● **Stated exercise**: Repeat the full listing, word for word.

[Records from a collection]
— START —

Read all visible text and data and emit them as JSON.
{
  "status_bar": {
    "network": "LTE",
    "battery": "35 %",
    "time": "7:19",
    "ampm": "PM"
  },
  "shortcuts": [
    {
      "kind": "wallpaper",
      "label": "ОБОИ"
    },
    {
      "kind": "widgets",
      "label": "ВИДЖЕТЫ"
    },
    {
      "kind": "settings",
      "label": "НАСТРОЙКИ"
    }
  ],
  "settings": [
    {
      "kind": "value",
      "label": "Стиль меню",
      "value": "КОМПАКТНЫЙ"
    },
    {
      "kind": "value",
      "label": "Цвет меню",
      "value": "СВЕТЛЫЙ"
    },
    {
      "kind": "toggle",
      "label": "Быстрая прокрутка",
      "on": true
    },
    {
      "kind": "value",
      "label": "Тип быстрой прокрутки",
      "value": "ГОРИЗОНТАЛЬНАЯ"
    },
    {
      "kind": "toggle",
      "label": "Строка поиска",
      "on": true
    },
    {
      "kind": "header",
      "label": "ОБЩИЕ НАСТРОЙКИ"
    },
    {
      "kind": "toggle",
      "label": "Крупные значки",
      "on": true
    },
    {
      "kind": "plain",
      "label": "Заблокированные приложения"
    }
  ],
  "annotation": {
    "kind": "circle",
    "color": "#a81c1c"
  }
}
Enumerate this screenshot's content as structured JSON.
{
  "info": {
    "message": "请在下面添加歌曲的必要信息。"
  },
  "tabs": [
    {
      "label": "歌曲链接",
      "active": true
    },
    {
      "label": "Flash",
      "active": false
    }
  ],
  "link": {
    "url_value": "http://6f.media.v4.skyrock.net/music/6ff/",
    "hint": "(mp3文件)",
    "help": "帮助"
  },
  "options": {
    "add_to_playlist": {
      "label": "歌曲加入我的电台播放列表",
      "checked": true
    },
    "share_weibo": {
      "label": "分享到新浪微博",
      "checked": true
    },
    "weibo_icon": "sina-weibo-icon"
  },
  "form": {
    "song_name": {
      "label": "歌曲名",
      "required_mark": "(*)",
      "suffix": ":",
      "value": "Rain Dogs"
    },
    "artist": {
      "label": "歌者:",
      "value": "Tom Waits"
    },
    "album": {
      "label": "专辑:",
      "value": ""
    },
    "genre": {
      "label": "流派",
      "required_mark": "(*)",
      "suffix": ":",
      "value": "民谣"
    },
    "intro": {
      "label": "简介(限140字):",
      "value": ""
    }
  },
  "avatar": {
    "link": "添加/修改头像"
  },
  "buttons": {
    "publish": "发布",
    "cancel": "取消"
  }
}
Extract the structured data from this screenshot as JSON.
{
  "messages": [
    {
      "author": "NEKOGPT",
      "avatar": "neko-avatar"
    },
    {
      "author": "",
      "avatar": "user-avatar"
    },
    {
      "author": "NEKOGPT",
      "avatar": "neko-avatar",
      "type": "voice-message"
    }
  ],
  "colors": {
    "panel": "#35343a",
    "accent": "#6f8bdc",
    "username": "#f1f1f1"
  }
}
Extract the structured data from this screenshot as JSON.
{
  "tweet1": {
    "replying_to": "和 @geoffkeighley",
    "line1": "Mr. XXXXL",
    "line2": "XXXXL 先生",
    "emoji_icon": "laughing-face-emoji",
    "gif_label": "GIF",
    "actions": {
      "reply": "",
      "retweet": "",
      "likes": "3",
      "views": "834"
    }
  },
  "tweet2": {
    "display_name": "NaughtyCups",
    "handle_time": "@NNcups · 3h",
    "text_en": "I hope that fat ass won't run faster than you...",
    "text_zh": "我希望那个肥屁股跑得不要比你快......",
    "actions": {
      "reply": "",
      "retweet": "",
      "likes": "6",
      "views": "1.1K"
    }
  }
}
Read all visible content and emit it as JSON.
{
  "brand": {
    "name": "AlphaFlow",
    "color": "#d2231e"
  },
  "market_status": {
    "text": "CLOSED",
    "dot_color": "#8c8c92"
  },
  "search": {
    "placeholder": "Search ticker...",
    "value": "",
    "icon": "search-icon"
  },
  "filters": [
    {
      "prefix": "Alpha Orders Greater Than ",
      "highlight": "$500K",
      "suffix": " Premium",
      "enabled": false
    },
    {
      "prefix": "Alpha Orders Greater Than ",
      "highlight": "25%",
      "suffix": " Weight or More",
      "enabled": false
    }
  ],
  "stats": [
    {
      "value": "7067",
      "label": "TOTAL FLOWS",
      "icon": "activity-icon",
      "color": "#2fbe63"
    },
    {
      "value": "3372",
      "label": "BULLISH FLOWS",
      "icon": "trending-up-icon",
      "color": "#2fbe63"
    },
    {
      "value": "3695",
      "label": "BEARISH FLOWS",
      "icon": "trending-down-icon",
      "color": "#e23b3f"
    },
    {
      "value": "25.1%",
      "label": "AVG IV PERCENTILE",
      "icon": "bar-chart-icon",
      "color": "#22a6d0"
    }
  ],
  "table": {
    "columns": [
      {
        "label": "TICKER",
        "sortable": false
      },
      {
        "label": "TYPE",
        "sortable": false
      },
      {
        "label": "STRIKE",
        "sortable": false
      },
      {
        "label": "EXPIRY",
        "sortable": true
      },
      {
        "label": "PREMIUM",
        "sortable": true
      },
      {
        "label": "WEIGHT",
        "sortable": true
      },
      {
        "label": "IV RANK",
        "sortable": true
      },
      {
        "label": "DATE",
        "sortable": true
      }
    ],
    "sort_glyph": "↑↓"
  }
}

— END —

● **Solved exercise**:
Read all visible text and data and emit them as JSON.
{
  "status_bar": {
    "network": "LTE",
    "battery": "35 %",
    "time": "7:19",
    "ampm": "PM"
  },
  "shortcuts": [
    {
      "kind": "wallpaper",
      "label": "ОБОИ"
    },
    {
      "kind": "widgets",
      "label": "ВИДЖЕТЫ"
    },
    {
      "kind": "settings",
      "label": "НАСТРОЙКИ"
    }
  ],
  "settings": [
    {
      "kind": "value",
      "label": "Стиль меню",
      "value": "КОМПАКТНЫЙ"
    },
    {
      "kind": "value",
      "label": "Цвет меню",
      "value": "СВЕТЛЫЙ"
    },
    {
      "kind": "toggle",
      "label": "Быстрая прокрутка",
      "on": true
    },
    {
      "kind": "value",
      "label": "Тип быстрой прокрутки",
      "value": "ГОРИЗОНТАЛЬНАЯ"
    },
    {
      "kind": "toggle",
      "label": "Строка поиска",
      "on": true
    },
    {
      "kind": "header",
      "label": "ОБЩИЕ НАСТРОЙКИ"
    },
    {
      "kind": "toggle",
      "label": "Крупные значки",
      "on": true
    },
    {
      "kind": "plain",
      "label": "Заблокированные приложения"
    }
  ],
  "annotation": {
    "kind": "circle",
    "color": "#a81c1c"
  }
}
Enumerate this screenshot's content as structured JSON.
{
  "info": {
    "message": "请在下面添加歌曲的必要信息。"
  },
  "tabs": [
    {
      "label": "歌曲链接",
      "active": true
    },
    {
      "label": "Flash",
      "active": false
    }
  ],
  "link": {
    "url_value": "http://6f.media.v4.skyrock.net/music/6ff/",
    "hint": "(mp3文件)",
    "help": "帮助"
  },
  "options": {
    "add_to_playlist": {
      "label": "歌曲加入我的电台播放列表",
      "checked": true
    },
    "share_weibo": {
      "label": "分享到新浪微博",
      "checked": true
    },
    "weibo_icon": "sina-weibo-icon"
  },
  "form": {
    "song_name": {
      "label": "歌曲名",
      "required_mark": "(*)",
      "suffix": ":",
      "value": "Rain Dogs"
    },
    "artist": {
      "label": "歌者:",
      "value": "Tom Waits"
    },
    "album": {
      "label": "专辑:",
      "value": ""
    },
    "genre": {
      "label": "流派",
      "required_mark": "(*)",
      "suffix": ":",
      "value": "民谣"
    },
    "intro": {
      "label": "简介(限140字):",
      "value": ""
    }
  },
  "avatar": {
    "link": "添加/修改头像"
  },
  "buttons": {
    "publish": "发布",
    "cancel": "取消"
  }
}
Extract the structured data from this screenshot as JSON.
{
  "messages": [
    {
      "author": "NEKOGPT",
      "avatar": "neko-avatar"
    },
    {
      "author": "",
      "avatar": "user-avatar"
    },
    {
      "author": "NEKOGPT",
      "avatar": "neko-avatar",
      "type": "voice-message"
    }
  ],
  "colors": {
    "panel": "#35343a",
    "accent": "#6f8bdc",
    "username": "#f1f1f1"
  }
}
Extract the structured data from this screenshot as JSON.
{
  "tweet1": {
    "replying_to": "和 @geoffkeighley",
    "line1": "Mr. XXXXL",
    "line2": "XXXXL 先生",
    "emoji_icon": "laughing-face-emoji",
    "gif_label": "GIF",
    "actions": {
      "reply": "",
      "retweet": "",
      "likes": "3",
      "views": "834"
    }
  },
  "tweet2": {
    "display_name": "NaughtyCups",
    "handle_time": "@NNcups · 3h",
    "text_en": "I hope that fat ass won't run faster than you...",
    "text_zh": "我希望那个肥屁股跑得不要比你快......",
    "actions": {
      "reply": "",
      "retweet": "",
      "likes": "6",
      "views": "1.1K"
    }
  }
}
Read all visible content and emit it as JSON.
{
  "brand": {
    "name": "AlphaFlow",
    "color": "#d2231e"
  },
  "market_status": {
    "text": "CLOSED",
    "dot_color": "#8c8c92"
  },
  "search": {
    "placeholder": "Search ticker...",
    "value": "",
    "icon": "search-icon"
  },
  "filters": [
    {
      "prefix": "Alpha Orders Greater Than ",
      "highlight": "$500K",
      "suffix": " Premium",
      "enabled": false
    },
    {
      "prefix": "Alpha Orders Greater Than ",
      "highlight": "25%",
      "suffix": " Weight or More",
      "enabled": false
    }
  ],
  "stats": [
    {
      "value": "7067",
      "label": "TOTAL FLOWS",
      "icon": "activity-icon",
      "color": "#2fbe63"
    },
    {
      "value": "3372",
      "label": "BULLISH FLOWS",
      "icon": "trending-up-icon",
      "color": "#2fbe63"
    },
    {
      "value": "3695",
      "label": "BEARISH FLOWS",
      "icon": "trending-down-icon",
      "color": "#e23b3f"
    },
    {
      "value": "25.1%",
      "label": "AVG IV PERCENTILE",
      "icon": "bar-chart-icon",
      "color": "#22a6d0"
    }
  ],
  "table": {
    "columns": [
      {
        "label": "TICKER",
        "sortable": false
      },
      {
        "label": "TYPE",
        "sortable": false
      },
      {
        "label": "STRIKE",
        "sortable": false
      },
      {
        "label": "EXPIRY",
        "sortable": true
      },
      {
        "label": "PREMIUM",
        "sortable": true
      },
      {
        "label": "WEIGHT",
        "sortable": true
      },
      {
        "label": "IV RANK",
        "sortable": true
      },
      {
        "label": "DATE",
        "sortable": true
      }
    ],
    "sort_glyph": "↑↓"
  }
}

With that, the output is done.